Your task:
Among the following entries, count the lines that contain "堀川ー巨椋池測線" and report only the result.
===== Supplied records =====
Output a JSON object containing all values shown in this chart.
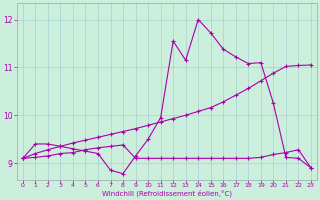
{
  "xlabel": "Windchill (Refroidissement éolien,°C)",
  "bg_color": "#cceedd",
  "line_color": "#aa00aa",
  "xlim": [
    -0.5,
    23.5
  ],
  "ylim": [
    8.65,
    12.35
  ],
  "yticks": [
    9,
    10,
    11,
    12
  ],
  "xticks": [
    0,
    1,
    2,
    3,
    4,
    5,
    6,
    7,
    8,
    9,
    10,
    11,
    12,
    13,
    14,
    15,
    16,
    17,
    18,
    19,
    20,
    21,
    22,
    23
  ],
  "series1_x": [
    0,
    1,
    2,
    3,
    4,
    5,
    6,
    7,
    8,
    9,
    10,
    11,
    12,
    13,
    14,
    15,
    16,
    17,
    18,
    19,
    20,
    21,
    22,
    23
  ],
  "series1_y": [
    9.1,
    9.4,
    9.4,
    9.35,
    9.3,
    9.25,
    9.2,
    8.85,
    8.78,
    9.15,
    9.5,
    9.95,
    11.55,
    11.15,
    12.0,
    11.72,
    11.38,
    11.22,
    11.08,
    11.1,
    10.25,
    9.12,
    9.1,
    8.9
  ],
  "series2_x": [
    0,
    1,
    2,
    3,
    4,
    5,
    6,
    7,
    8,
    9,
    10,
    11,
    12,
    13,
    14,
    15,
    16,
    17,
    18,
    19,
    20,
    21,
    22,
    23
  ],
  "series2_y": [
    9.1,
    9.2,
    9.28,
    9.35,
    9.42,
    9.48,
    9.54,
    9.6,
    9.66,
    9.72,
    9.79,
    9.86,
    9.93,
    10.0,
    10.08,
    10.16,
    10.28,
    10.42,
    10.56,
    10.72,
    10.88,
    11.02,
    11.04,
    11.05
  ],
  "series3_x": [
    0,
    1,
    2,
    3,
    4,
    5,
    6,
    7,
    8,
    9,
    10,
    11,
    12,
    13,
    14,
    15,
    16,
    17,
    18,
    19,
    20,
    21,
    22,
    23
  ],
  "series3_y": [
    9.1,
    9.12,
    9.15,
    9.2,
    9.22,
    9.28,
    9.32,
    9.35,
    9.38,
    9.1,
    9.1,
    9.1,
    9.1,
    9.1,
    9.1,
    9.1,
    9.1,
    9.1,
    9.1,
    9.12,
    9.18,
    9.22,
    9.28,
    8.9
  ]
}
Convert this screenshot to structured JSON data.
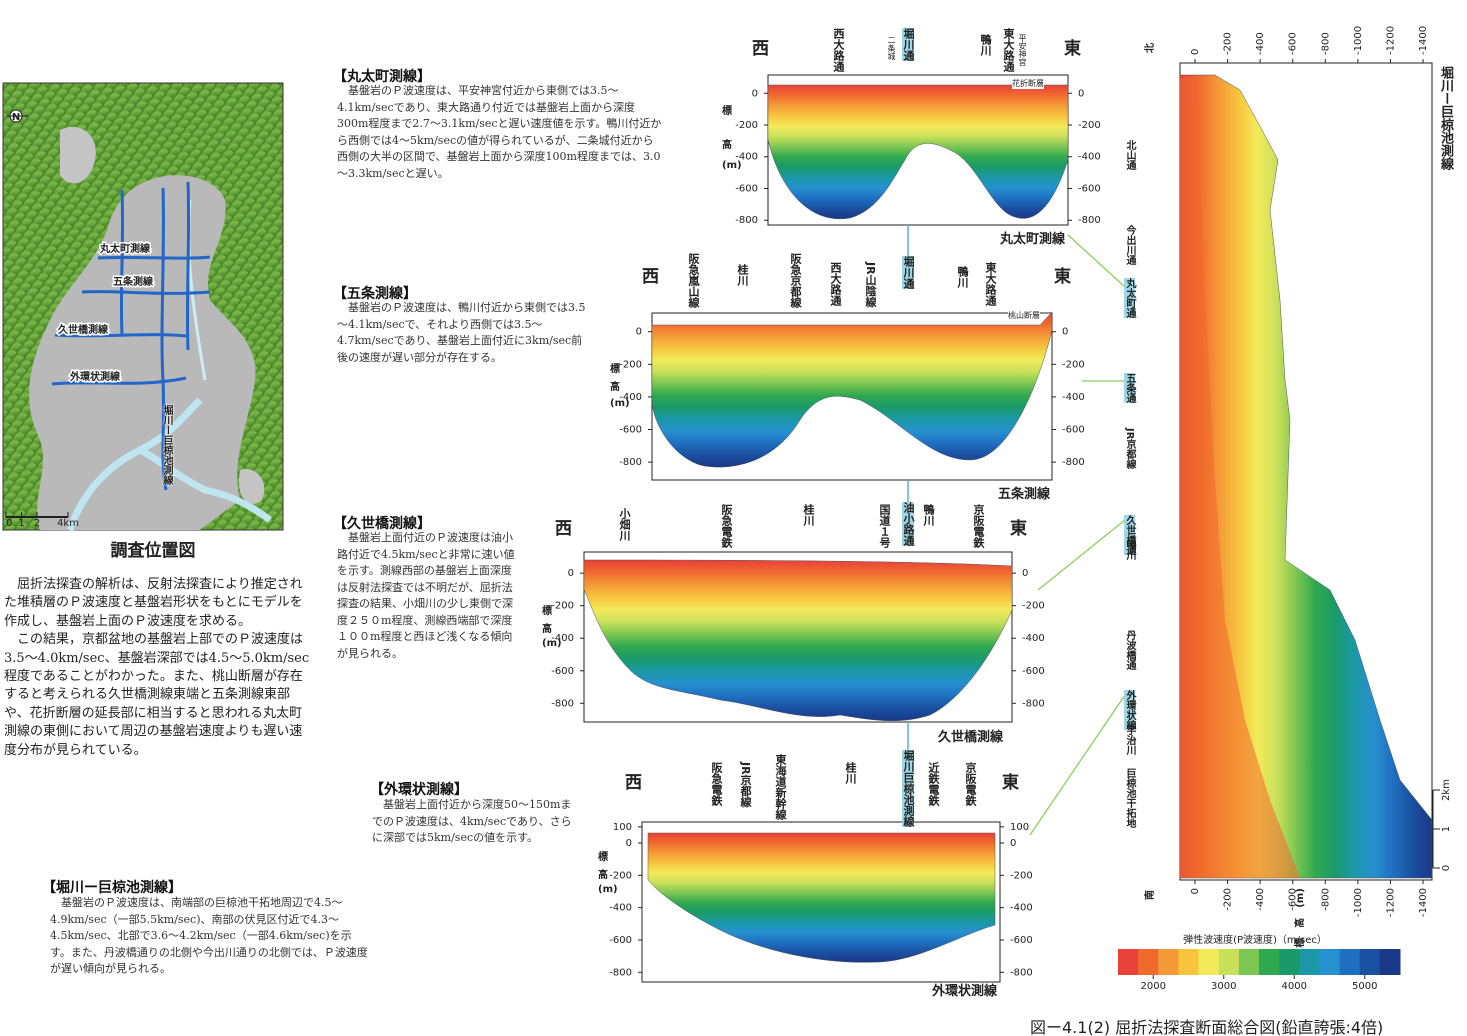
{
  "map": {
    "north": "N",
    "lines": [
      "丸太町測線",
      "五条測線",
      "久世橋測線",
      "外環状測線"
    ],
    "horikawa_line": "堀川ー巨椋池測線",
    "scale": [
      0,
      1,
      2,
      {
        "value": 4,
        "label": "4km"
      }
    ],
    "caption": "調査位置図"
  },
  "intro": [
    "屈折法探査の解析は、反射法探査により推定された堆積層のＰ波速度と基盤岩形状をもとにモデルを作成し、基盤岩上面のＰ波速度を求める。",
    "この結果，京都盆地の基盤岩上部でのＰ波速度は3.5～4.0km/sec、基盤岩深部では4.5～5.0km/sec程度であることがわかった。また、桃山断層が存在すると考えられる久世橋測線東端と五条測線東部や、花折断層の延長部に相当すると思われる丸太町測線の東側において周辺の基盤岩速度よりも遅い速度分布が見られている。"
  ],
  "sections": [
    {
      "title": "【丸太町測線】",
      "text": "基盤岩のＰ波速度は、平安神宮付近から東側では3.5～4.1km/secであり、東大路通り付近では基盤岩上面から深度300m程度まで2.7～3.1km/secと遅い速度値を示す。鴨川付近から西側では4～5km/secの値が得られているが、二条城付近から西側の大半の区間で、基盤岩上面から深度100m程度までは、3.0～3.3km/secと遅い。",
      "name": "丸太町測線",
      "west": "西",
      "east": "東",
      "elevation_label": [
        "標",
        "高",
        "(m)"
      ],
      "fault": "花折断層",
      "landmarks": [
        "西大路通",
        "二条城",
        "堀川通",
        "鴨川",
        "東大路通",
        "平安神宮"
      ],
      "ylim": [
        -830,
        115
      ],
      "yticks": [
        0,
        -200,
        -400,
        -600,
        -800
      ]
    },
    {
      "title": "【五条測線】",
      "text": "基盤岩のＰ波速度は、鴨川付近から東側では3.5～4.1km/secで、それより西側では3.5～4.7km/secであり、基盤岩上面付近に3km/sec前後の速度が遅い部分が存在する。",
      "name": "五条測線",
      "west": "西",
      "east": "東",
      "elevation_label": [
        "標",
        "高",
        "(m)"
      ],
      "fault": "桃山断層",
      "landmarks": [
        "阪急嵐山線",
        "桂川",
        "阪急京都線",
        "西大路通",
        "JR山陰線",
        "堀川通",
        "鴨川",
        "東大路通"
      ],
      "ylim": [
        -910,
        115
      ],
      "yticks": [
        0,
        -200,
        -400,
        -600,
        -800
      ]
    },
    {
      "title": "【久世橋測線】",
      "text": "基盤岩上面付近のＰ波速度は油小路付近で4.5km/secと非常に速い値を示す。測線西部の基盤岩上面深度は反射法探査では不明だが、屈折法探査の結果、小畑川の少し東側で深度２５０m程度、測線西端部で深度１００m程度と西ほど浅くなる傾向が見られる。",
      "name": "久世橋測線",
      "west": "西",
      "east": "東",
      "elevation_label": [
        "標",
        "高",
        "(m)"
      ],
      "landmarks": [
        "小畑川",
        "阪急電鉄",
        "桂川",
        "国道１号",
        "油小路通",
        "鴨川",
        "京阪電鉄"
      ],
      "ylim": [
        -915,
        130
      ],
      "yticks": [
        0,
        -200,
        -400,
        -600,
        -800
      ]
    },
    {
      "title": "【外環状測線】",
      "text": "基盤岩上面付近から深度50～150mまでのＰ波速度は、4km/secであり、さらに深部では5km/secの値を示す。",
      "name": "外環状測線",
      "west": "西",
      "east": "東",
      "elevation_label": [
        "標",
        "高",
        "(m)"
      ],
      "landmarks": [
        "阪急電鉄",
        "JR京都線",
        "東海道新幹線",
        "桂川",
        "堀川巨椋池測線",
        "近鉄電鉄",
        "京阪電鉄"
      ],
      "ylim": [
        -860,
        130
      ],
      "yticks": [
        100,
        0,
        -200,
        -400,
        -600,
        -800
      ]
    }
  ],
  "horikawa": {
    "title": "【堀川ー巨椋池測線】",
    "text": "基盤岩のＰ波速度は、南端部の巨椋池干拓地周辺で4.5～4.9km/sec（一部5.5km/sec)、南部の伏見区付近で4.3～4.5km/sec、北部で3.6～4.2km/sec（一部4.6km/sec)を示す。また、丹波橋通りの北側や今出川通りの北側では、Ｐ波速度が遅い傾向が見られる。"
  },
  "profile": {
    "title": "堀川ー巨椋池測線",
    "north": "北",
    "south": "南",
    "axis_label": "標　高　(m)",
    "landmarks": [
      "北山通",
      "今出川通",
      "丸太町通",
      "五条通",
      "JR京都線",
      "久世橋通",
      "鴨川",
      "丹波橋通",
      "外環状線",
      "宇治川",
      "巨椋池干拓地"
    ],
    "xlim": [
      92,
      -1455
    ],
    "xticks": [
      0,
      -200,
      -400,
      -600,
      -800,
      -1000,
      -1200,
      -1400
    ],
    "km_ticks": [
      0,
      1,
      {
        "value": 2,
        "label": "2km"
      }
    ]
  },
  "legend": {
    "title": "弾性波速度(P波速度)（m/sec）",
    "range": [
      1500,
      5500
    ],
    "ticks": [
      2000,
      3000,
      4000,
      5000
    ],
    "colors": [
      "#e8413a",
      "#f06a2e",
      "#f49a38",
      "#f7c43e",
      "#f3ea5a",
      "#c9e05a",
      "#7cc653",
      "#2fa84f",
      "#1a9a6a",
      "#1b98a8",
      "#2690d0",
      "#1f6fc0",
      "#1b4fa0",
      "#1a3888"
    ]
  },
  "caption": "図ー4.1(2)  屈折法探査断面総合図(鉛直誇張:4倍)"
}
=====
===== Supplied records =====
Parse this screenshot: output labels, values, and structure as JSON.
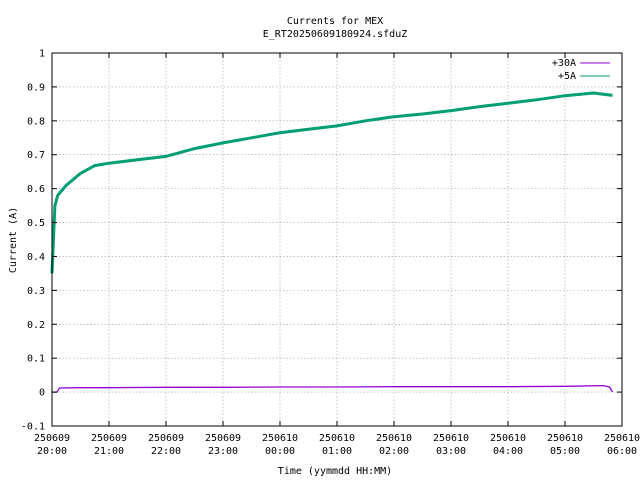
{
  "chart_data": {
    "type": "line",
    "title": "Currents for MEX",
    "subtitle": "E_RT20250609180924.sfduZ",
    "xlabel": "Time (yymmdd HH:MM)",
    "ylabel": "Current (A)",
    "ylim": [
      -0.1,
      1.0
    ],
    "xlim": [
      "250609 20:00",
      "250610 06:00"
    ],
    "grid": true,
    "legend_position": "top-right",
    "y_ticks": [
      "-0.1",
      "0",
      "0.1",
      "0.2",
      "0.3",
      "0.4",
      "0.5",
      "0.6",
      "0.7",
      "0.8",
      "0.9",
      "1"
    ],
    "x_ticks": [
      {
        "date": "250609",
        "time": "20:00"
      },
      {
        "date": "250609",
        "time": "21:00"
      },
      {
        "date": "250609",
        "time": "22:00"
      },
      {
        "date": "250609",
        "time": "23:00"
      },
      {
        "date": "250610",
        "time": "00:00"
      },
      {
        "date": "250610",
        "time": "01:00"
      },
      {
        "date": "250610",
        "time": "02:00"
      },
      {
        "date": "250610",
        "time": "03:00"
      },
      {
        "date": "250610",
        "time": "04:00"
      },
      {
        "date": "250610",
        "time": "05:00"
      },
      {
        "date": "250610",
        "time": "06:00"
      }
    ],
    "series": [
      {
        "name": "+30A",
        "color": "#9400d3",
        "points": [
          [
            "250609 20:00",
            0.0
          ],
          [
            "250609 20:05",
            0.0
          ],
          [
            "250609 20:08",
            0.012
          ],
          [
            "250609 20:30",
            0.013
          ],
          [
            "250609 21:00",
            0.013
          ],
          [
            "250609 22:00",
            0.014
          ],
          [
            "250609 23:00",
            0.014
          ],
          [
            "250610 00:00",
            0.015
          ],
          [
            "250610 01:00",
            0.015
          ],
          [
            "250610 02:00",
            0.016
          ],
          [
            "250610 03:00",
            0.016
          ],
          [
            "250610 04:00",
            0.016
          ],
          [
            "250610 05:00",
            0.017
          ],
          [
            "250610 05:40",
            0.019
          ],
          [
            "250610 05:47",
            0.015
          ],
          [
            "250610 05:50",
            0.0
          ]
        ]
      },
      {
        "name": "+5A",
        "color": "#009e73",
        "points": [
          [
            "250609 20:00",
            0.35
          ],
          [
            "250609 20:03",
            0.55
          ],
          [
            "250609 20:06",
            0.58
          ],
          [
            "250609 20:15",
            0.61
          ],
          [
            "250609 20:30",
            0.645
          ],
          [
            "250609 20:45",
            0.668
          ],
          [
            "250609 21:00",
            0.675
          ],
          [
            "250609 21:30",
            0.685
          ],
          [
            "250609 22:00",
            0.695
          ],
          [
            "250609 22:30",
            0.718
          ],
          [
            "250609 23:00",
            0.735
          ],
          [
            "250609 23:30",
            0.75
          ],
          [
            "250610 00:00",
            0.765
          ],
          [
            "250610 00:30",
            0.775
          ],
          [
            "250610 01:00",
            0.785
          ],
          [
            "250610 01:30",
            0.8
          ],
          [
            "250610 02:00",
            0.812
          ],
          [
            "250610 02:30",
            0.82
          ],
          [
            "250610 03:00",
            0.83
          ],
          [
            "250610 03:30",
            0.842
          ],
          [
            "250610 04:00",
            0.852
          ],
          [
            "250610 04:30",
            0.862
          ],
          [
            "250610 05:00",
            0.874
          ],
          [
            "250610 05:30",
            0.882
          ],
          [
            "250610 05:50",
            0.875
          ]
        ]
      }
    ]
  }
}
=====
Written answer:
3